▶ _MATERIAL_
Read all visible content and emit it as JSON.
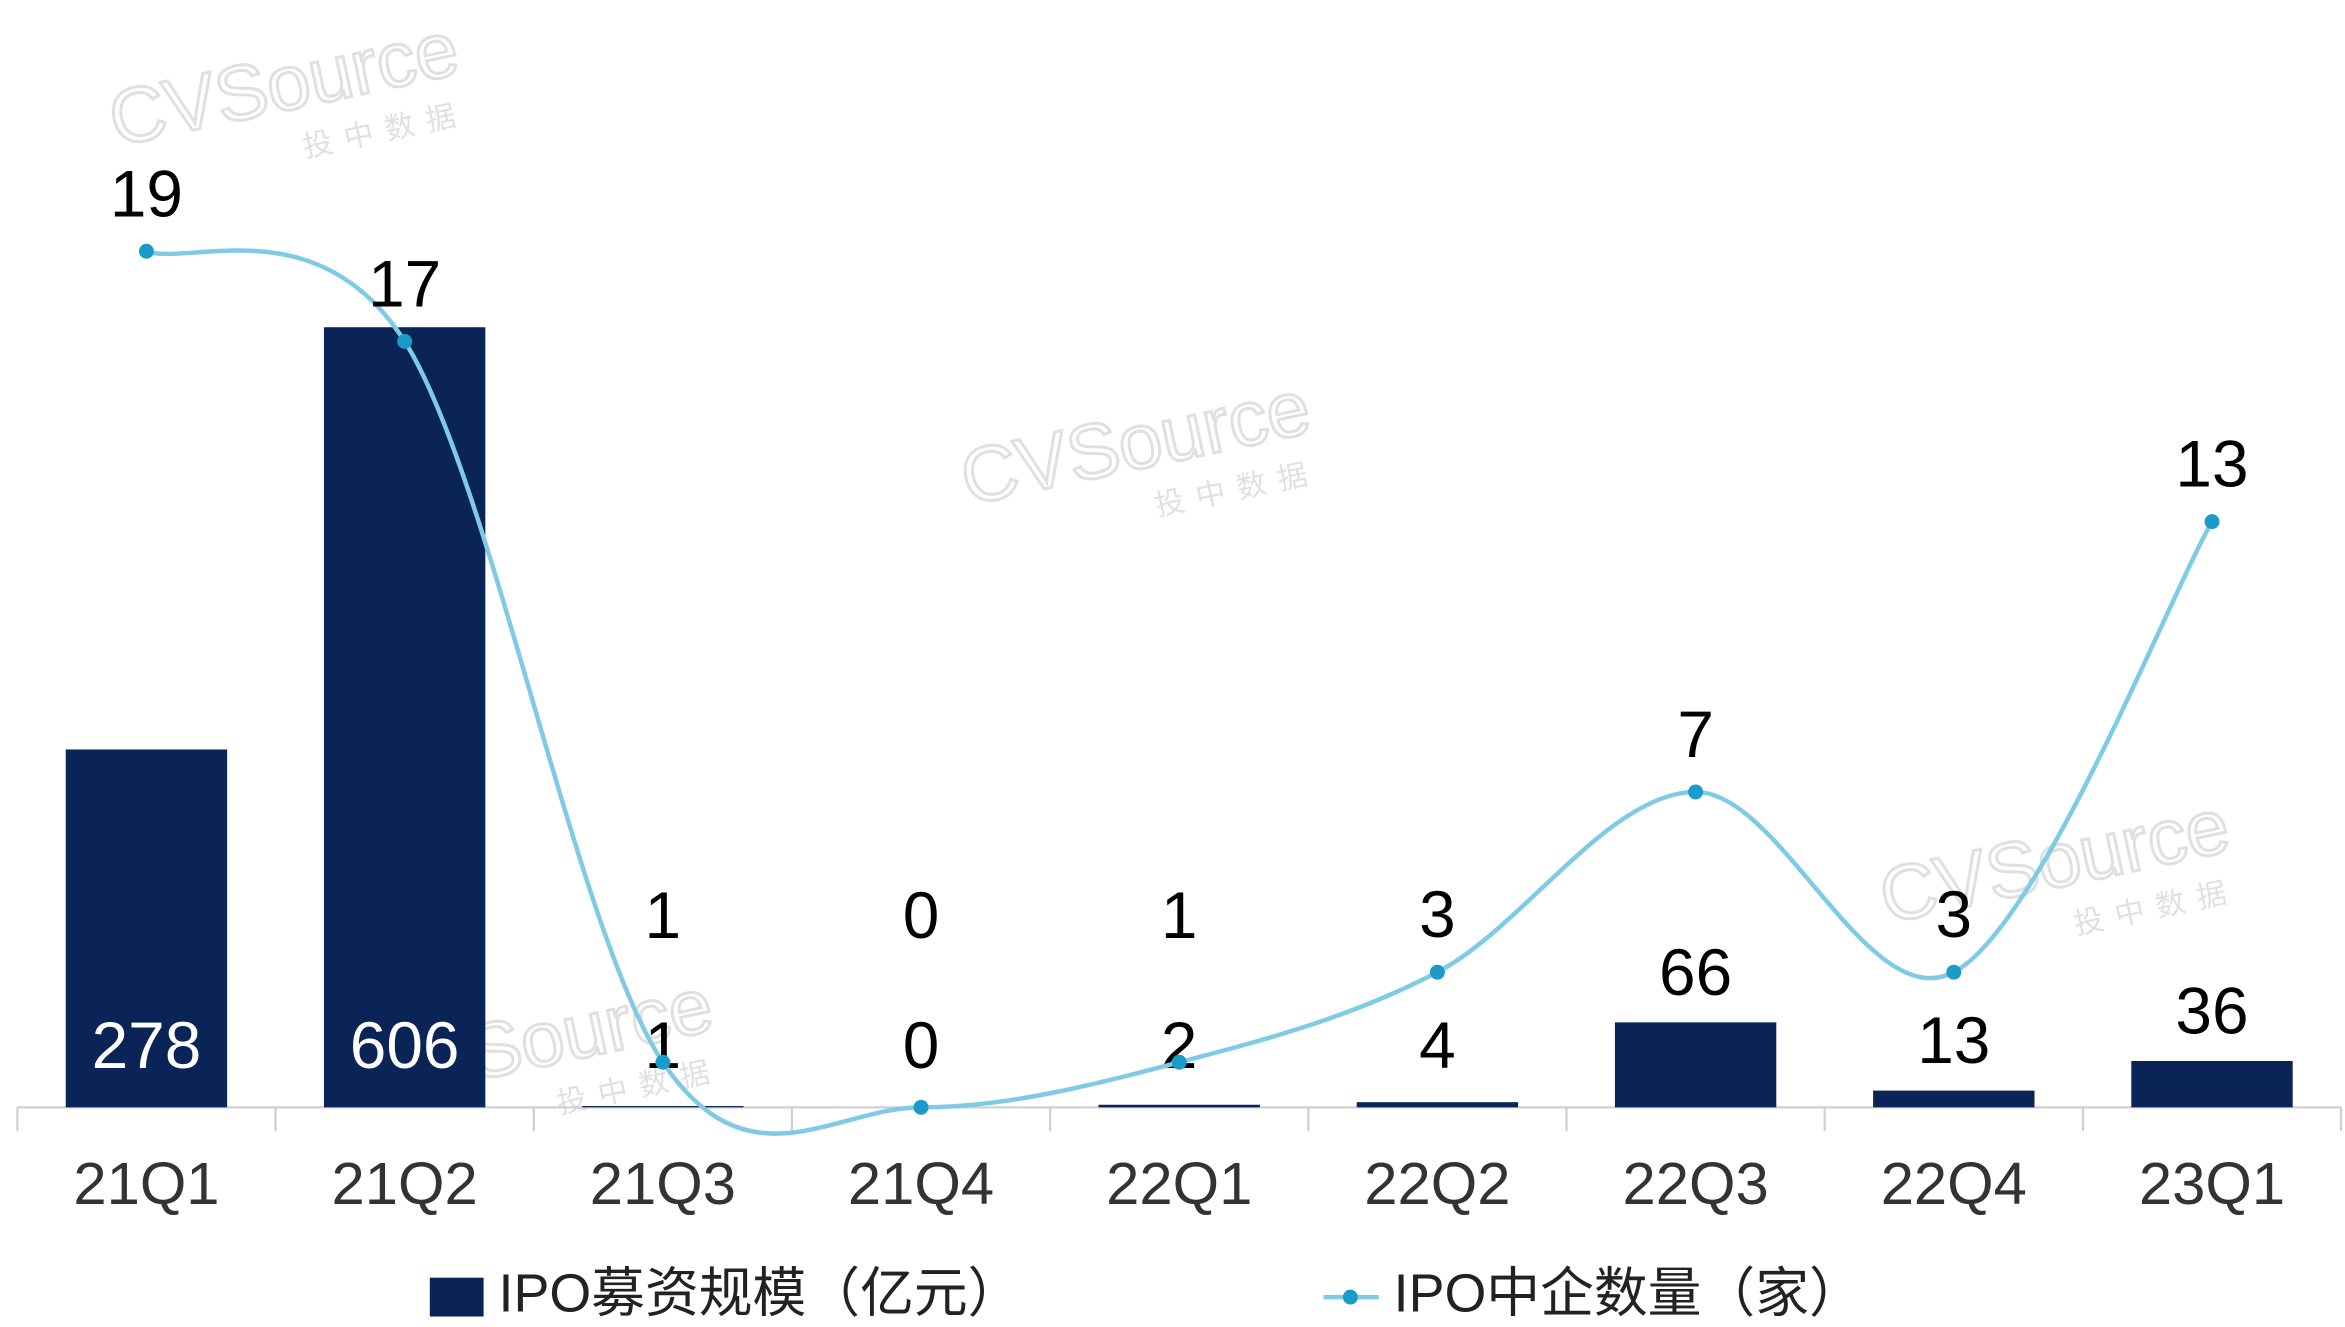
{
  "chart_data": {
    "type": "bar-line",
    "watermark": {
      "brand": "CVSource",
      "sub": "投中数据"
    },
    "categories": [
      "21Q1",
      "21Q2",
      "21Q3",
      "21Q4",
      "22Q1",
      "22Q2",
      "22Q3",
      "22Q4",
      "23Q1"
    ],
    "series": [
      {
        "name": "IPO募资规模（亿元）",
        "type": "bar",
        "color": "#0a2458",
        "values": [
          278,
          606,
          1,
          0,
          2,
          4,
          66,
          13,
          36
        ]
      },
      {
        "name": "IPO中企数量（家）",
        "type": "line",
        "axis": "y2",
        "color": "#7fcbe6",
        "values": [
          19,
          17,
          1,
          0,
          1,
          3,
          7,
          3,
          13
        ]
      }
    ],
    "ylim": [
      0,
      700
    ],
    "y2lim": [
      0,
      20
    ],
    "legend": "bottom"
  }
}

▶ _SET PROBLEM_
All of the material above needs to be restated exactly, with no pictures.

▶ _WORKED ANSWER_
Read all visible content and emit it as JSON.
{
  "chart_data": {
    "type": "bar-line",
    "watermark": {
      "brand": "CVSource",
      "sub": "投中数据"
    },
    "categories": [
      "21Q1",
      "21Q2",
      "21Q3",
      "21Q4",
      "22Q1",
      "22Q2",
      "22Q3",
      "22Q4",
      "23Q1"
    ],
    "series": [
      {
        "name": "IPO募资规模（亿元）",
        "type": "bar",
        "color": "#0a2458",
        "values": [
          278,
          606,
          1,
          0,
          2,
          4,
          66,
          13,
          36
        ]
      },
      {
        "name": "IPO中企数量（家）",
        "type": "line",
        "axis": "y2",
        "color": "#7fcbe6",
        "values": [
          19,
          17,
          1,
          0,
          1,
          3,
          7,
          3,
          13
        ]
      }
    ],
    "ylim": [
      0,
      700
    ],
    "y2lim": [
      0,
      20
    ],
    "legend": "bottom"
  }
}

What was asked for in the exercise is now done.